Work out how many lines of the listing below mention the word "However", and give only that figure.
** Opening The data block **
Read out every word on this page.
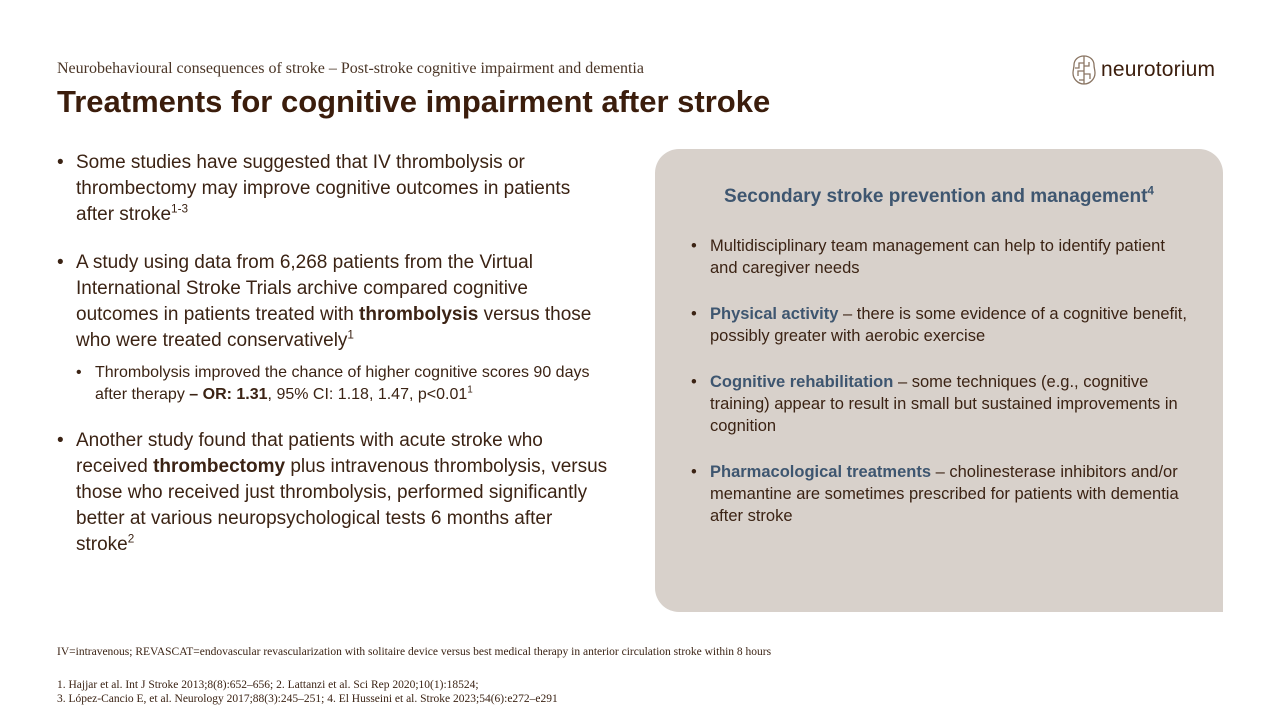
Neurobehavioural consequences of stroke – Post-stroke cognitive impairment and dementia
Treatments for cognitive impairment after stroke
neurotorium
• Some studies have suggested that IV thrombolysis or thrombectomy may improve cognitive outcomes in patients after stroke$^{1-3}$
• A study using data from 6,268 patients from the Virtual International Stroke Trials archive compared cognitive outcomes in patients treated with thrombolysis versus those who were treated conservatively$^1$
• Thrombolysis improved the chance of higher cognitive scores 90 days after therapy – OR: 1.31, 95% CI: 1.18, 1.47, $p<0.01^1$
• Another study found that patients with acute stroke who received thrombectomy plus intravenous thrombolysis, versus those who received just thrombolysis, performed significantly better at various neuropsychological tests 6 months after stroke$^2$
Secondary stroke prevention and management$^4$
• Multidisciplinary team management can help to identify patient and caregiver needs
• Physical activity – there is some evidence of a cognitive benefit, possibly greater with aerobic exercise
• Cognitive rehabilitation – some techniques (e.g., cognitive training) appear to result in small but sustained improvements in cognition
• Pharmacological treatments – cholinesterase inhibitors and/or memantine are sometimes prescribed for patients with dementia after stroke
IV=intravenous; REVASCAT=endovascular revascularization with solitaire device versus best medical therapy in anterior circulation stroke within 8 hours
1. Hajjar et al. Int J Stroke 2013;8(8):652–656; 2. Lattanzi et al. Sci Rep 2020;10(1):18524;
3. López-Cancio E, et al. Neurology 2017;88(3):245–251; 4. El Husseini et al. Stroke 2023;54(6):e272–e291
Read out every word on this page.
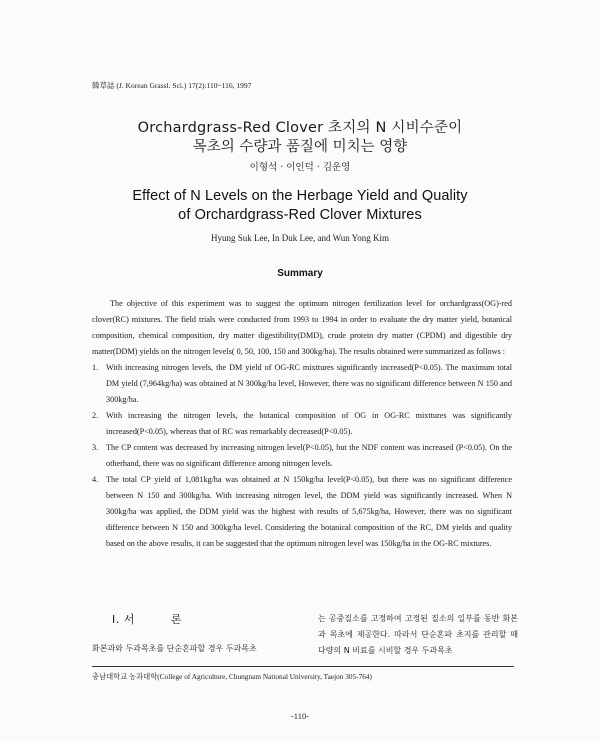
韓草誌 (J. Korean Grassl. Sci.) 17(2):110~116, 1997
Orchardgrass-Red Clover 초지의 N 시비수준이
목초의 수량과 품질에 미치는 영향
이형석 · 이인덕 · 김운영
Effect of N Levels on the Herbage Yield and Quality
of Orchardgrass-Red Clover Mixtures
Hyung Suk Lee, In Duk Lee, and Wun Yong Kim
Summary

The objective of this experiment was to suggest the optimum nitrogen fertilization level for orchardgrass(OG)-red clover(RC) mixtures. The field trials were conducted from 1993 to 1994 in order to evaluate the dry matter yield, botanical composition, chemical composition, dry matter digestibility(DMD), crude protein dry matter (CPDM) and digestible dry matter(DDM) yields on the nitrogen levels( 0, 50, 100, 150 and 300kg/ha). The results obtained were summarized as follows :

1. With increasing nitrogen levels, the DM yield of OG-RC mixttures significantly increased(P<0.05). The maximum total DM yield (7,964kg/ha) was obtained at N 300kg/ha level, However, there was no significant difference between N 150 and 300kg/ha.
2. With increasing the nitrogen levels, the botanical composition of OG in OG-RC mixttures was significantly increased(P<0.05), whereas that of RC was remarkably decreased(P<0.05).
3. The CP content was decreased by increasing nitrogen level(P<0.05), but the NDF content was increased (P<0.05). On the otherhand, there was no significant difference among nitrogen levels.
4. The total CP yield of 1,081kg/ha was obtained at N 150kg/ha level(P<0.05), but there was no significant difference between N 150 and 300kg/ha. With increasing nitrogen level, the DDM yield was significantly increased. When N 300kg/ha was applied, the DDM yield was the highest with results of 5,675kg/ha, However, there was no significant difference between N 150 and 300kg/ha level. Considering the botanical composition of the RC, DM yields and quality based on the above results, it can be suggested that the optimum nitrogen level was 150kg/ha in the OG-RC mixtures.
Ⅰ. 서	론
화본과와 두과목초를 단순혼파할 경우 두과목초
는 공중질소를 고정하여 고정된 질소의 일부를 동반 화본과 목초에 제공한다. 따라서 단순혼파 초지를 관리할 때 다량의 N 비료를 시비할 경우 두과목초
충남대학교 농과대학(College of Agriculture, Chungnam National University, Taejon 305-764)
-110-
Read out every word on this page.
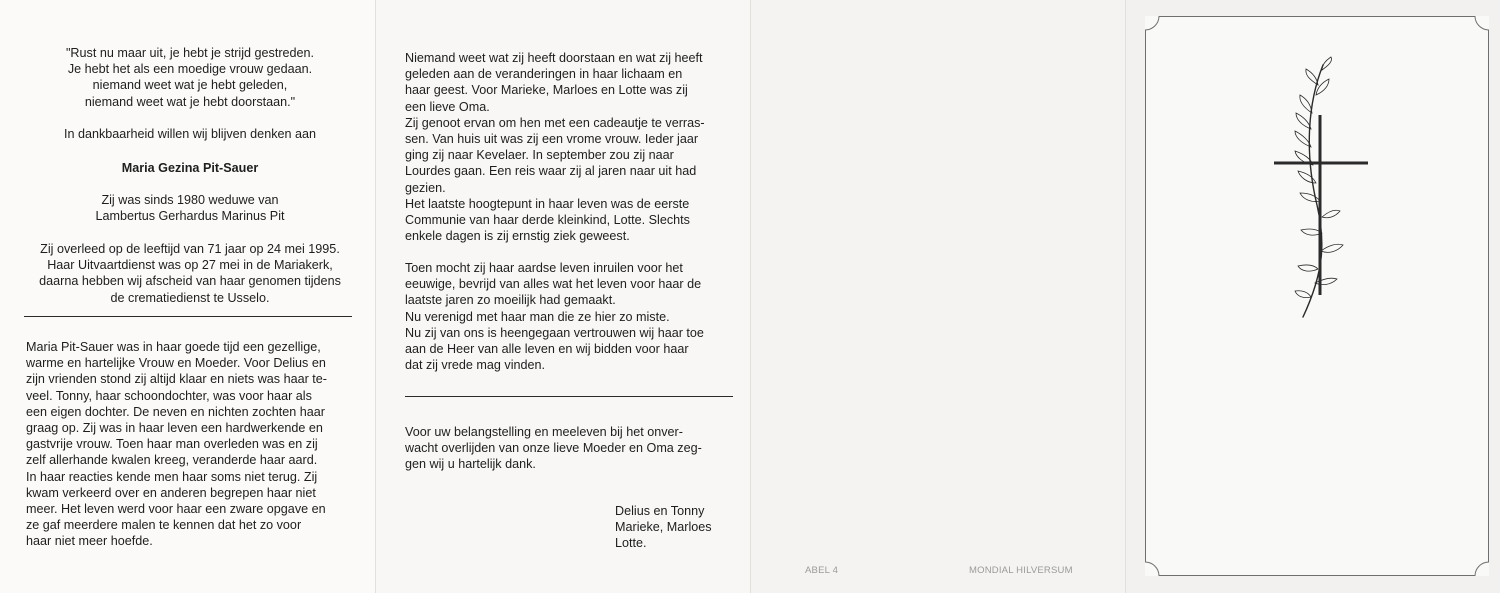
"Rust nu maar uit, je hebt je strijd gestreden.
Je hebt het als een moedige vrouw gedaan.
niemand weet wat je hebt geleden,
niemand weet wat je hebt doorstaan."
In dankbaarheid willen wij blijven denken aan
Maria Gezina Pit-Sauer
Zij was sinds 1980 weduwe van
Lambertus Gerhardus Marinus Pit
Zij overleed op de leeftijd van 71 jaar op 24 mei 1995.
Haar Uitvaartdienst was op 27 mei in de Mariakerk,
daarna hebben wij afscheid van haar genomen tijdens
de crematiedienst te Usselo.
Maria Pit-Sauer was in haar goede tijd een gezellige,
warme en hartelijke Vrouw en Moeder. Voor Delius en
zijn vrienden stond zij altijd klaar en niets was haar te-
veel. Tonny, haar schoondochter, was voor haar als
een eigen dochter. De neven en nichten zochten haar
graag op. Zij was in haar leven een hardwerkende en
gastvrije vrouw. Toen haar man overleden was en zij
zelf allerhande kwalen kreeg, veranderde haar aard.
In haar reacties kende men haar soms niet terug. Zij
kwam verkeerd over en anderen begrepen haar niet
meer. Het leven werd voor haar een zware opgave en
ze gaf meerdere malen te kennen dat het zo voor
haar niet meer hoefde.
Niemand weet wat zij heeft doorstaan en wat zij heeft
geleden aan de veranderingen in haar lichaam en
haar geest. Voor Marieke, Marloes en Lotte was zij
een lieve Oma.
Zij genoot ervan om hen met een cadeautje te verras-
sen. Van huis uit was zij een vrome vrouw. Ieder jaar
ging zij naar Kevelaer. In september zou zij naar
Lourdes gaan. Een reis waar zij al jaren naar uit had
gezien.
Het laatste hoogtepunt in haar leven was de eerste
Communie van haar derde kleinkind, Lotte. Slechts
enkele dagen is zij ernstig ziek geweest.
Toen mocht zij haar aardse leven inruilen voor het
eeuwige, bevrijd van alles wat het leven voor haar de
laatste jaren zo moeilijk had gemaakt.
Nu verenigd met haar man die ze hier zo miste.
Nu zij van ons is heengegaan vertrouwen wij haar toe
aan de Heer van alle leven en wij bidden voor haar
dat zij vrede mag vinden.
Voor uw belangstelling en meeleven bij het onver-
wacht overlijden van onze lieve Moeder en Oma zeg-
gen wij u hartelijk dank.
Delius en Tonny
Marieke, Marloes
Lotte.
ABEL 4	MONDIAL HILVERSUM
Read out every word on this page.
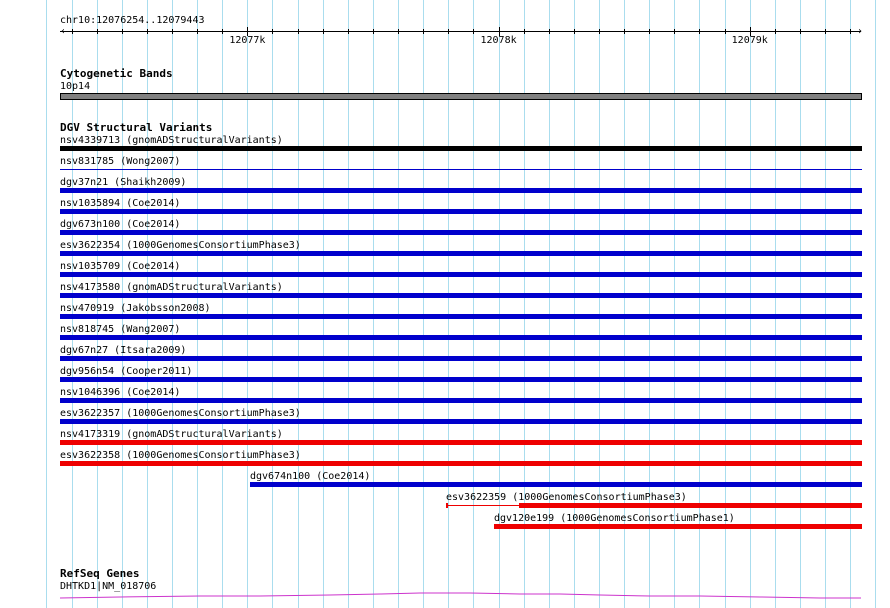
chr10:12076254..12079443
‹	›
12077k	12078k	12079k
Cytogenetic Bands
10p14
DGV Structural Variants
nsv4339713 (gnomADStructuralVariants)
nsv831785 (Wong2007)
dgv37n21 (Shaikh2009)
nsv1035894 (Coe2014)
dgv673n100 (Coe2014)
esv3622354 (1000GenomesConsortiumPhase3)
nsv1035709 (Coe2014)
nsv4173580 (gnomADStructuralVariants)
nsv470919 (Jakobsson2008)
nsv818745 (Wang2007)
dgv67n27 (Itsara2009)
dgv956n54 (Cooper2011)
nsv1046396 (Coe2014)
esv3622357 (1000GenomesConsortiumPhase3)
nsv4173319 (gnomADStructuralVariants)
esv3622358 (1000GenomesConsortiumPhase3)
dgv674n100 (Coe2014)
esv3622359 (1000GenomesConsortiumPhase3)
dgv120e199 (1000GenomesConsortiumPhase1)
RefSeq Genes
DHTKD1|NM_018706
** Closing The data block **
» **Exercise output**
2